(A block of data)

════════════════════

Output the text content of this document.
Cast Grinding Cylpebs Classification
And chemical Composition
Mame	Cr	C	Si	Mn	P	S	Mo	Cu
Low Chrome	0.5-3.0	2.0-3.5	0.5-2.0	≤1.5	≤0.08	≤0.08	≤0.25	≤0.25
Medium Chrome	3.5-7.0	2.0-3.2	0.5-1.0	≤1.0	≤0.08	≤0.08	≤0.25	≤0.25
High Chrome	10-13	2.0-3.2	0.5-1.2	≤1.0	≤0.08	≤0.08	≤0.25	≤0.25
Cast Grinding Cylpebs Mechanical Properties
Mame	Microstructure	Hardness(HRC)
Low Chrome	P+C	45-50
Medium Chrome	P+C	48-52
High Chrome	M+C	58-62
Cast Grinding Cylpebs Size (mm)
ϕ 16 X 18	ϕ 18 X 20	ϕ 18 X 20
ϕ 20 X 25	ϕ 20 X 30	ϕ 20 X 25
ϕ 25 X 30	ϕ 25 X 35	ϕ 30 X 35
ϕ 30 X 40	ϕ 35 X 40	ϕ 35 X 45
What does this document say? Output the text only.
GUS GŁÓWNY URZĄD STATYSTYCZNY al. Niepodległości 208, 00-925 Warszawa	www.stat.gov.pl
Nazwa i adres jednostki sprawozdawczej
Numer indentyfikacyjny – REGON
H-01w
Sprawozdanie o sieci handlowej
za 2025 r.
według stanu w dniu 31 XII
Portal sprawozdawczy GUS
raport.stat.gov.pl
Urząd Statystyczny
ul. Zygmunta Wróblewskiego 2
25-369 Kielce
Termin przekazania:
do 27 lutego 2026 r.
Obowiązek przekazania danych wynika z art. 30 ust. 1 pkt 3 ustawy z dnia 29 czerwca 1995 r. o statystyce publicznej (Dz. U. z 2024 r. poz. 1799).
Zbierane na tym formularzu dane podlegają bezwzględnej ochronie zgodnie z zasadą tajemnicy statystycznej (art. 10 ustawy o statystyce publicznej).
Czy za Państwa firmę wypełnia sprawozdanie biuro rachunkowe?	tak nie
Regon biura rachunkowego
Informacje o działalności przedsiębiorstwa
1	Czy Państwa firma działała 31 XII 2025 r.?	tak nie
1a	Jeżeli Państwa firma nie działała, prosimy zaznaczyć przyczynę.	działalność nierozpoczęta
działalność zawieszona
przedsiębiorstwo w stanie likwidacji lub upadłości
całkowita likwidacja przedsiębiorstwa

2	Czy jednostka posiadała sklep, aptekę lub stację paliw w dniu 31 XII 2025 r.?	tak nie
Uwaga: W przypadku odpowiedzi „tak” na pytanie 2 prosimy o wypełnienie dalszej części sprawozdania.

════════════════════

WHAT THE TASK REQUIRES
Restate the listing in full, word for word.

ANSWER TO THE TASK
Output the text content of this document.
Cast Grinding Cylpebs Classification
And chemical Composition
Mame	Cr	C	Si	Mn	P	S	Mo	Cu
Low Chrome	0.5-3.0	2.0-3.5	0.5-2.0	≤1.5	≤0.08	≤0.08	≤0.25	≤0.25
Medium Chrome	3.5-7.0	2.0-3.2	0.5-1.0	≤1.0	≤0.08	≤0.08	≤0.25	≤0.25
High Chrome	10-13	2.0-3.2	0.5-1.2	≤1.0	≤0.08	≤0.08	≤0.25	≤0.25
Cast Grinding Cylpebs Mechanical Properties
Mame	Microstructure	Hardness(HRC)
Low Chrome	P+C	45-50
Medium Chrome	P+C	48-52
High Chrome	M+C	58-62
Cast Grinding Cylpebs Size (mm)
ϕ 16 X 18	ϕ 18 X 20	ϕ 18 X 20
ϕ 20 X 25	ϕ 20 X 30	ϕ 20 X 25
ϕ 25 X 30	ϕ 25 X 35	ϕ 30 X 35
ϕ 30 X 40	ϕ 35 X 40	ϕ 35 X 45
What does this document say? Output the text only.
GUS GŁÓWNY URZĄD STATYSTYCZNY al. Niepodległości 208, 00-925 Warszawa	www.stat.gov.pl
Nazwa i adres jednostki sprawozdawczej
Numer indentyfikacyjny – REGON
H-01w
Sprawozdanie o sieci handlowej
za 2025 r.
według stanu w dniu 31 XII
Portal sprawozdawczy GUS
raport.stat.gov.pl
Urząd Statystyczny
ul. Zygmunta Wróblewskiego 2
25-369 Kielce
Termin przekazania:
do 27 lutego 2026 r.
Obowiązek przekazania danych wynika z art. 30 ust. 1 pkt 3 ustawy z dnia 29 czerwca 1995 r. o statystyce publicznej (Dz. U. z 2024 r. poz. 1799).
Zbierane na tym formularzu dane podlegają bezwzględnej ochronie zgodnie z zasadą tajemnicy statystycznej (art. 10 ustawy o statystyce publicznej).
Czy za Państwa firmę wypełnia sprawozdanie biuro rachunkowe?	tak nie
Regon biura rachunkowego
Informacje o działalności przedsiębiorstwa
1	Czy Państwa firma działała 31 XII 2025 r.?	tak nie
1a	Jeżeli Państwa firma nie działała, prosimy zaznaczyć przyczynę.	działalność nierozpoczęta
działalność zawieszona
przedsiębiorstwo w stanie likwidacji lub upadłości
całkowita likwidacja przedsiębiorstwa

2	Czy jednostka posiadała sklep, aptekę lub stację paliw w dniu 31 XII 2025 r.?	tak nie
Uwaga: W przypadku odpowiedzi „tak” na pytanie 2 prosimy o wypełnienie dalszej części sprawozdania.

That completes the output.